> _TASK PROMPT_
Copy out every line word for word, from the start of the rows down to and including the line that contains "- annotation: 4．試験液：pH1.2、pH4.0、pH6.8、水".

> _Spatial annotation rows_
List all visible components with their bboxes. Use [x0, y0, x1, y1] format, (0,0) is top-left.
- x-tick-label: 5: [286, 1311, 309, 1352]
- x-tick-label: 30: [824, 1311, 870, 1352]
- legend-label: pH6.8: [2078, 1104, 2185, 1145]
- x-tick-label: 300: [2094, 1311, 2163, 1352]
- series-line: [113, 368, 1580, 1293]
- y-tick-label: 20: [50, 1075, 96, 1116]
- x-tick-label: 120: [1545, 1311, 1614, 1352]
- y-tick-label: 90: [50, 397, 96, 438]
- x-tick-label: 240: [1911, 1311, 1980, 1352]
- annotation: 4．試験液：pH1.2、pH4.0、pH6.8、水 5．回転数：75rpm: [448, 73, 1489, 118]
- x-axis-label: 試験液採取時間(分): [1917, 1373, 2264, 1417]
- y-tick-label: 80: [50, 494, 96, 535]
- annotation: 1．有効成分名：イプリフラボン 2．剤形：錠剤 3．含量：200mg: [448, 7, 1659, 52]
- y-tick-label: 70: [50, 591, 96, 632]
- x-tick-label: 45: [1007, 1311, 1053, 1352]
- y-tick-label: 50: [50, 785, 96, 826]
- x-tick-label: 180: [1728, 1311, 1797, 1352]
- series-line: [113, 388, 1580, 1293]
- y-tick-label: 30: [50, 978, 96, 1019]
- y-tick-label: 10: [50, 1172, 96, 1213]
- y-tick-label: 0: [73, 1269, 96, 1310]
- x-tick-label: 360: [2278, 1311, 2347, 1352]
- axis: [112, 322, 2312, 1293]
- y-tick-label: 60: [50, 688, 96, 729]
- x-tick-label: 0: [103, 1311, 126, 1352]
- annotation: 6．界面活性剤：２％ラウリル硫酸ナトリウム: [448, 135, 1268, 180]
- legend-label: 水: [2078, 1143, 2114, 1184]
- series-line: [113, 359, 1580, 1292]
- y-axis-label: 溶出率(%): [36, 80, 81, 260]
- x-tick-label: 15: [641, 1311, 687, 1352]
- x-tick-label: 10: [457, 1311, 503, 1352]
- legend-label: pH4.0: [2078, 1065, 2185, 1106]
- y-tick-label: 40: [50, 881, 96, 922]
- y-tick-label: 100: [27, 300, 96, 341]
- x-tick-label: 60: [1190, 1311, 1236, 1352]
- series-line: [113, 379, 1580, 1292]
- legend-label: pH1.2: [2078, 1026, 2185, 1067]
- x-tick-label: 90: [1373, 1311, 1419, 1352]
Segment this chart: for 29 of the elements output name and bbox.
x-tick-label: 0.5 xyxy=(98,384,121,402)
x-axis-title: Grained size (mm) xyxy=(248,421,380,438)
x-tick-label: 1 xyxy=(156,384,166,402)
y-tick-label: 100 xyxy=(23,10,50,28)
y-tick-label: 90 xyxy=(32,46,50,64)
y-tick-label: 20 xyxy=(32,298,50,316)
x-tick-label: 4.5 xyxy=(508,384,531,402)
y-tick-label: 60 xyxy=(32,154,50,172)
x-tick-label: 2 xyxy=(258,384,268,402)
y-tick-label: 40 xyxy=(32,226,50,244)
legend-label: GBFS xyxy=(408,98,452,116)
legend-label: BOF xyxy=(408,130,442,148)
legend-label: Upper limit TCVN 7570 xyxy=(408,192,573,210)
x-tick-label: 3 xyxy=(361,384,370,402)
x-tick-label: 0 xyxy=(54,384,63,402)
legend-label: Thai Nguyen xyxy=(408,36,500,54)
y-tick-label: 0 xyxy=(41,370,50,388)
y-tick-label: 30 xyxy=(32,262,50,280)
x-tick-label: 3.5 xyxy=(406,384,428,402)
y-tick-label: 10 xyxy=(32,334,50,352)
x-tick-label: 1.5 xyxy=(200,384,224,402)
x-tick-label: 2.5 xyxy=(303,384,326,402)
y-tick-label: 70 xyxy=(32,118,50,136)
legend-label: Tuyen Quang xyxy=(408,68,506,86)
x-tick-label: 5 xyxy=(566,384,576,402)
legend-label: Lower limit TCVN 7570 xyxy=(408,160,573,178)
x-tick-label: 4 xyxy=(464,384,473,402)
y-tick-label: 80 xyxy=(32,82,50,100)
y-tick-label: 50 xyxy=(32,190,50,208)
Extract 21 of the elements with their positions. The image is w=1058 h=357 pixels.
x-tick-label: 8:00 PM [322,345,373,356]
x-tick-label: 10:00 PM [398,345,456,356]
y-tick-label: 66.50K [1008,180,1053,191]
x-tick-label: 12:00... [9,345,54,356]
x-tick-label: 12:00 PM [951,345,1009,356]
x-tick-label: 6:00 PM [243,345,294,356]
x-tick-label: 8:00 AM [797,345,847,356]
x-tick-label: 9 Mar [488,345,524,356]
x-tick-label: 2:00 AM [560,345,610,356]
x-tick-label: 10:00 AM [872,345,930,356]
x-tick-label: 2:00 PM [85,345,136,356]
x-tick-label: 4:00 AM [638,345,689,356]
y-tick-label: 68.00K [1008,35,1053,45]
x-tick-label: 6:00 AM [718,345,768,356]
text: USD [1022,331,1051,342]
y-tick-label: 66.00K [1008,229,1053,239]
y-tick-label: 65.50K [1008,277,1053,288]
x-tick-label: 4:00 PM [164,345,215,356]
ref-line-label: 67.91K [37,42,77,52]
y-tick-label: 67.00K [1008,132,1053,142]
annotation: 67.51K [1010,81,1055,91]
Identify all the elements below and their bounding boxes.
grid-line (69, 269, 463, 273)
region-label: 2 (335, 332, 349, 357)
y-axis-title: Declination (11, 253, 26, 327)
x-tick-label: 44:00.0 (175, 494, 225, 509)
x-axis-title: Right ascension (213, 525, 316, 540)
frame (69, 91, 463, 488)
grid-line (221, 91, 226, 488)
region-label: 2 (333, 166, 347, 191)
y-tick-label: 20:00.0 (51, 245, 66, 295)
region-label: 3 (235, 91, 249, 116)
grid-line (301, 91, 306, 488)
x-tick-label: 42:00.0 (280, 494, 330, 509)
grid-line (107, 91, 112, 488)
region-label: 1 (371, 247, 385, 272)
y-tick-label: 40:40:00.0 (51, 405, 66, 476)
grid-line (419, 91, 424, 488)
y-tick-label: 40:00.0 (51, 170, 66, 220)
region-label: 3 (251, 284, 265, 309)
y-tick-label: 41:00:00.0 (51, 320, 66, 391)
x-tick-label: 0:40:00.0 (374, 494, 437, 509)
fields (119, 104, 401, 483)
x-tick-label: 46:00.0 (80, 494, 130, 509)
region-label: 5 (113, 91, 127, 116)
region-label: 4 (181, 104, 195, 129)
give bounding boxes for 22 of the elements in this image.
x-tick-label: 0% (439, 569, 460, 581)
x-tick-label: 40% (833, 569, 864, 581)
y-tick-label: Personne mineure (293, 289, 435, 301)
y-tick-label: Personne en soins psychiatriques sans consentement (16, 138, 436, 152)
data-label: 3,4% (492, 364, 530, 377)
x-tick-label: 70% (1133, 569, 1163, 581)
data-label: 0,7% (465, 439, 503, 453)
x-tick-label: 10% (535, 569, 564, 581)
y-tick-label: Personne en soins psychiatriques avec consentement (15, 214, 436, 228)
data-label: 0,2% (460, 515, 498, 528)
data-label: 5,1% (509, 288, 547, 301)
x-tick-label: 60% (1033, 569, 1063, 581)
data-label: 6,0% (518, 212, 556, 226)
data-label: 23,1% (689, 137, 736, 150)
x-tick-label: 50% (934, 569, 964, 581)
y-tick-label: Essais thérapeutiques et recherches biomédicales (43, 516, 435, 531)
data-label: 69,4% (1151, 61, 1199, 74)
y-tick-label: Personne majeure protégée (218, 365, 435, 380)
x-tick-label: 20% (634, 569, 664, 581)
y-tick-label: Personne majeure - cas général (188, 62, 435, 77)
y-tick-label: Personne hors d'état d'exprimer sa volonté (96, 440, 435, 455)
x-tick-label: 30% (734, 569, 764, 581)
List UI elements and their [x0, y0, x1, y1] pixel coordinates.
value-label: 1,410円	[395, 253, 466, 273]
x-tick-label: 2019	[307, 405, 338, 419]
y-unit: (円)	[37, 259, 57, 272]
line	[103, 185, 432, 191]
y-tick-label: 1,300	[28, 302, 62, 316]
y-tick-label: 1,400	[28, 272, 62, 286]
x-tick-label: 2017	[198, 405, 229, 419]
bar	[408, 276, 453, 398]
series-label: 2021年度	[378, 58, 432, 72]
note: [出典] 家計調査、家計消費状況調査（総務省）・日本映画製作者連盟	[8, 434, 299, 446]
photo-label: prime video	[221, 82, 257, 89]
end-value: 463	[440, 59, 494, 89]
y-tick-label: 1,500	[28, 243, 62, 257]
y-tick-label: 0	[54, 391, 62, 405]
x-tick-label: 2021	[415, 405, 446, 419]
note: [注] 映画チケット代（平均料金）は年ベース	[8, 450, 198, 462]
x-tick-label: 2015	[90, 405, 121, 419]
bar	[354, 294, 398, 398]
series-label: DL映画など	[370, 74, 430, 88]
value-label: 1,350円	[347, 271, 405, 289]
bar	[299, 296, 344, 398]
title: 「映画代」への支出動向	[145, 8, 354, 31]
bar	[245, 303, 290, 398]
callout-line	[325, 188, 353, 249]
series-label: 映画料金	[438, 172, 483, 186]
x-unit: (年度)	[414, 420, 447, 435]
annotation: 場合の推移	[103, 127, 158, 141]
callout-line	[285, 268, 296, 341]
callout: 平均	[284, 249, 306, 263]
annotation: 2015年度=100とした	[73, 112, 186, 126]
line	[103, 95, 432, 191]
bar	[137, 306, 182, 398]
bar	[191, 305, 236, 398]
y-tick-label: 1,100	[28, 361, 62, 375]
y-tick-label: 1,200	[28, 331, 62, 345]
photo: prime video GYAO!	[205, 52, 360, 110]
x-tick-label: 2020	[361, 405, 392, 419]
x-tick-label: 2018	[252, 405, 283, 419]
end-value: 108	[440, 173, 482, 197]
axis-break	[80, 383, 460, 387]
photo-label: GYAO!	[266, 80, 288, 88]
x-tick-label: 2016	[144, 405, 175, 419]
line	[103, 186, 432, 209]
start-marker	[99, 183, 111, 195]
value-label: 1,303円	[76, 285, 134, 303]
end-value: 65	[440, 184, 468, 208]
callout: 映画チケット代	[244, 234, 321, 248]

> _FINAL RESULT_
List all visible components with their bboxes. Use [x0, y0, x1, y1] format, (0,0) is top-left.
- x-tick-label: 5: [286, 1311, 309, 1352]
- x-tick-label: 30: [824, 1311, 870, 1352]
- legend-label: pH6.8: [2078, 1104, 2185, 1145]
- x-tick-label: 300: [2094, 1311, 2163, 1352]
- series-line: [113, 368, 1580, 1293]
- y-tick-label: 20: [50, 1075, 96, 1116]
- x-tick-label: 120: [1545, 1311, 1614, 1352]
- y-tick-label: 90: [50, 397, 96, 438]
- x-tick-label: 240: [1911, 1311, 1980, 1352]
- annotation: 4．試験液：pH1.2、pH4.0、pH6.8、水 5．回転数：75rpm: [448, 73, 1489, 118]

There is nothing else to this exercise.